» DO THIS
Check each line of the material. Copy those containing "steps".

═══ MATERIAL TO PROCESS ═══

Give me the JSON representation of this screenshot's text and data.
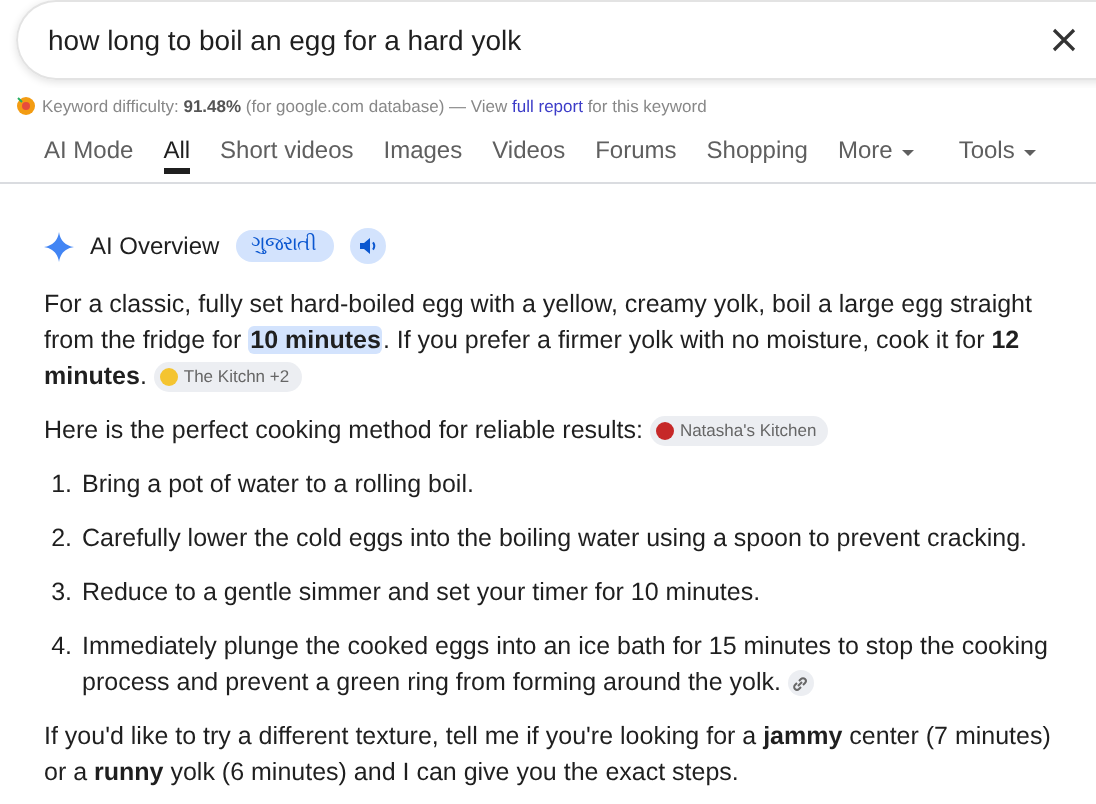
{
  "search": {
    "value": "how long to boil an egg for a hard yolk"
  },
  "keyword_bar": {
    "before": "Keyword difficulty: **91.48%** (for google.com database) — View ",
    "link": "full report",
    "after": " for this keyword"
  },
  "tabs": [
    {
      "label": "AI Mode",
      "selected": false,
      "menu": false
    },
    {
      "label": "All",
      "selected": true,
      "menu": false
    },
    {
      "label": "Short videos",
      "selected": false,
      "menu": false
    },
    {
      "label": "Images",
      "selected": false,
      "menu": false
    },
    {
      "label": "Videos",
      "selected": false,
      "menu": false
    },
    {
      "label": "Forums",
      "selected": false,
      "menu": false
    },
    {
      "label": "Shopping",
      "selected": false,
      "menu": false
    },
    {
      "label": "More",
      "selected": false,
      "menu": true
    },
    {
      "label": "Tools",
      "selected": false,
      "menu": true
    }
  ],
  "overview": {
    "title": "AI Overview",
    "language_chip": "ગુજરાતી",
    "intro": [
      {
        "text": "For a classic, fully set hard-boiled egg with a yellow, creamy yolk, boil a large egg straight from the fridge for ",
        "highlighted": false
      },
      {
        "text": "10 minutes",
        "highlighted": true
      },
      {
        "text": ". If you prefer a firmer yolk with no moisture, cook it for **12 minutes**. ",
        "highlighted": false
      }
    ],
    "intro_source": {
      "label": "The Kitchn +2",
      "color": "#f4c430"
    },
    "method": "Here is the perfect cooking method for reliable results: ",
    "method_source": {
      "label": "Natasha's Kitchen",
      "color": "#c62828"
    },
    "steps": [
      {
        "number": "1.",
        "text": "Bring a pot of water to a rolling boil.",
        "link": false
      },
      {
        "number": "2.",
        "text": "Carefully lower the cold eggs into the boiling water using a spoon to prevent cracking.",
        "link": false
      },
      {
        "number": "3.",
        "text": "Reduce to a gentle simmer and set your timer for 10 minutes.",
        "link": false
      },
      {
        "number": "4.",
        "text": "Immediately plunge the cooked eggs into an ice bath for 15 minutes to stop the cooking process and prevent a green ring from forming around the yolk. ",
        "link": true
      }
    ],
    "closing": "If you'd like to try a different texture, tell me if you're looking for a **jammy** center (7 minutes) or a **runny** yolk (6 minutes) and I can give you the exact steps."
  }
}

═══

» SOLUTION TO THIS TASK
    "steps": [
    "closing": "If you'd like to try a different texture, tell me if you're looking for a **jammy** center (7 minutes) or a **runny** yolk (6 minutes) and I can give you the exact steps."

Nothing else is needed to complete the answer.